## Source data
----------------------------------------

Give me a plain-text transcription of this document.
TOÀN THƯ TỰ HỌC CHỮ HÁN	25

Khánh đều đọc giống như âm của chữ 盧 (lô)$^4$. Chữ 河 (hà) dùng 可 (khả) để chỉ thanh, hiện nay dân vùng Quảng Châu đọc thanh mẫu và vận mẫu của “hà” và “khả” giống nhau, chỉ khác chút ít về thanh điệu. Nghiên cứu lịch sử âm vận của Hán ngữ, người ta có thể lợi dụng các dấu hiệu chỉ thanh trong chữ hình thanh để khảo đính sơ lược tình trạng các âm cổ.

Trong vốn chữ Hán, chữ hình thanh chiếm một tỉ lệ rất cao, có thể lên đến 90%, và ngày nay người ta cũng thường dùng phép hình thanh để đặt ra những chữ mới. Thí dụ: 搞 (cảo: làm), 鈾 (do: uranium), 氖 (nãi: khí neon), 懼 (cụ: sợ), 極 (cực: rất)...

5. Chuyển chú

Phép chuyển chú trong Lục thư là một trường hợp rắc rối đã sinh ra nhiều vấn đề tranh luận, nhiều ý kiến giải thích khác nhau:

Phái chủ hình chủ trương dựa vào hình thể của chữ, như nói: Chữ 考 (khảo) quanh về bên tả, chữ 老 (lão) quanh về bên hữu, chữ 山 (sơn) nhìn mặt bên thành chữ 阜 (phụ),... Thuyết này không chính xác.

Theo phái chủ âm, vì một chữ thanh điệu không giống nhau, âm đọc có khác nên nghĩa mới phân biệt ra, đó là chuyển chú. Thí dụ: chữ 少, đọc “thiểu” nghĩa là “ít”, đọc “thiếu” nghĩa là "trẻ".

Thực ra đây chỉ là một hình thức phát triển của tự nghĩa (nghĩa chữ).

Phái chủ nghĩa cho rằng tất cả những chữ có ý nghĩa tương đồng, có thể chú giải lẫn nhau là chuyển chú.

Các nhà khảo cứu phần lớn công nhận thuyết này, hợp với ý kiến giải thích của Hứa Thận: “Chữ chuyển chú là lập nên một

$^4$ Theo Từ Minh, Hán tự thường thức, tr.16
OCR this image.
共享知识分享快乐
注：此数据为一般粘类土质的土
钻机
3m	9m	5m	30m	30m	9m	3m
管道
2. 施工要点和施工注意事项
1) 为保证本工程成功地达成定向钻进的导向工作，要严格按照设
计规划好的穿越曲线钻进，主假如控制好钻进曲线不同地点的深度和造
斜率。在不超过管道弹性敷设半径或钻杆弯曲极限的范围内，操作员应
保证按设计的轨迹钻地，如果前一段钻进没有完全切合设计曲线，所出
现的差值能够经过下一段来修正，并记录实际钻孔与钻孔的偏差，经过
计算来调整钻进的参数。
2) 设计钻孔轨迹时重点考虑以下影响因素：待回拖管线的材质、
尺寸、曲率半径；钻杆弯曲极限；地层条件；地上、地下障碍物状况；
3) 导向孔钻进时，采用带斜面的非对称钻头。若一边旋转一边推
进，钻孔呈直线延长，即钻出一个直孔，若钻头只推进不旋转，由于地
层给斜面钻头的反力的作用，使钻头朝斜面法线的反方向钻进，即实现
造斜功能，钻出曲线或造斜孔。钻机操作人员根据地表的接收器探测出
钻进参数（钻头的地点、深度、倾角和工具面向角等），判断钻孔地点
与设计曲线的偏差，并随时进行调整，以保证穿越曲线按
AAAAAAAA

----------------------------------------

## What you should do
Of the lines in the material, how many contain the word "điệu"? Reply with the number and nothing else.

## Full answer
2